-- Tekstfragment --
Het lijkt me voor de hand te liggen, euthanasie te situeren in de context van het levenseinde. De briefschrijvers lijken het nodeloos beperkend te vinden, want “[d]e persoon die om euthanasie vraagt, lijkt soms gereduceerd te worden tot deze vraag, met maar twee mogelijke antwoorden: ja of neen. Mag dood of mag niet dood.” Persoonlijk denk ik dat de juiste terminologie “wil dood, of wil niet dood” is, maar goed, als je in een hogere (al)macht gelooft, is al dat gedoe over vrije wil toch maar een doekje voor het bloeden.

-- Uittreksel gegevensset --
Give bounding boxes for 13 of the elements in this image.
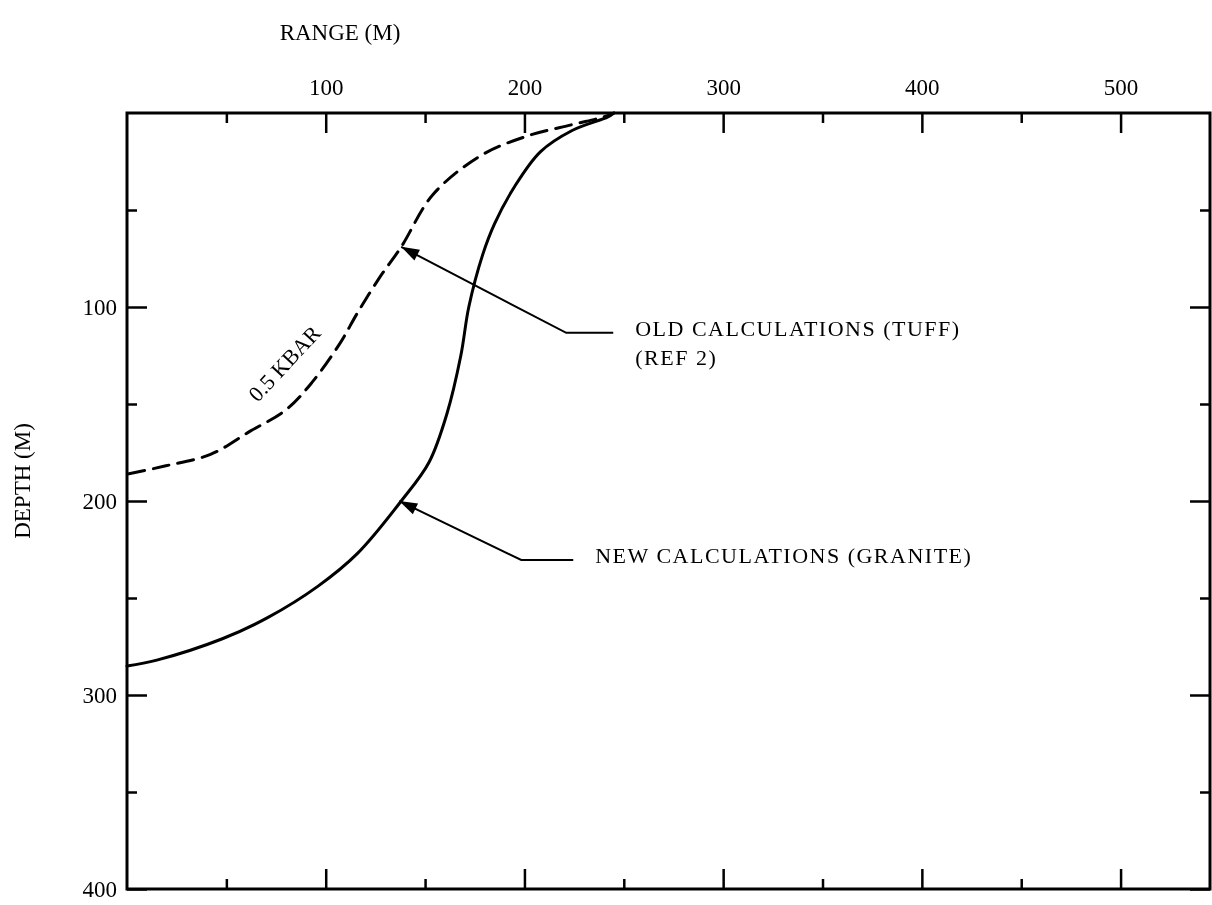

-- Opdrachten --
1. Citeer uit de tekst over euthanasie alles vanaf "Het lijkt me" tot en met "voor het bloeden.".
2. Zet de tekst over euthanasie voort na de laatste zin.
De lijst heeft niets te maken met de tekst over euthanasie.

-- Gegeven antwoorden --
1.
Het lijkt me voor de hand te liggen, euthanasie te situeren in de context van het levenseinde. De briefschrijvers lijken het nodeloos beperkend te vinden, want “[d]e persoon die om euthanasie vraagt, lijkt soms gereduceerd te worden tot deze vraag, met maar twee mogelijke antwoorden: ja of neen. Mag dood of mag niet dood.” Persoonlijk denk ik dat de juiste terminologie “wil dood, of wil niet dood” is, maar goed, als je in een hogere (al)macht gelooft, is al dat gedoe over vrije wil toch maar een doekje voor het bloeden.

2.
‘Ach, Folker, jij rabiate anti-klerikaal’, hoor ik u al naar uw beeldscherm slingeren, en ja, toegegeven, die bovenvermelde reflexen zijn in de eerste plaats geen fan van geïnstitutionaliseerde ongein. Zingeving is een belangrijk aspect van het leven, zeker bij een nakend einde ervan. Wie ben ik? Wat ben ik? Hoe verhoud ik mij tegenover mijn omgeving en tegenover die onoverzichtelijke en, laten we eerlijk zijn, best angstaanjagende realiteit? Dat zijn vragen waar iedereen mee zit, die in wezen onbeantwoordbaar zijn, maar die, daarom of desondanks, zeker niet zomaar weggewuifd kunnen worden.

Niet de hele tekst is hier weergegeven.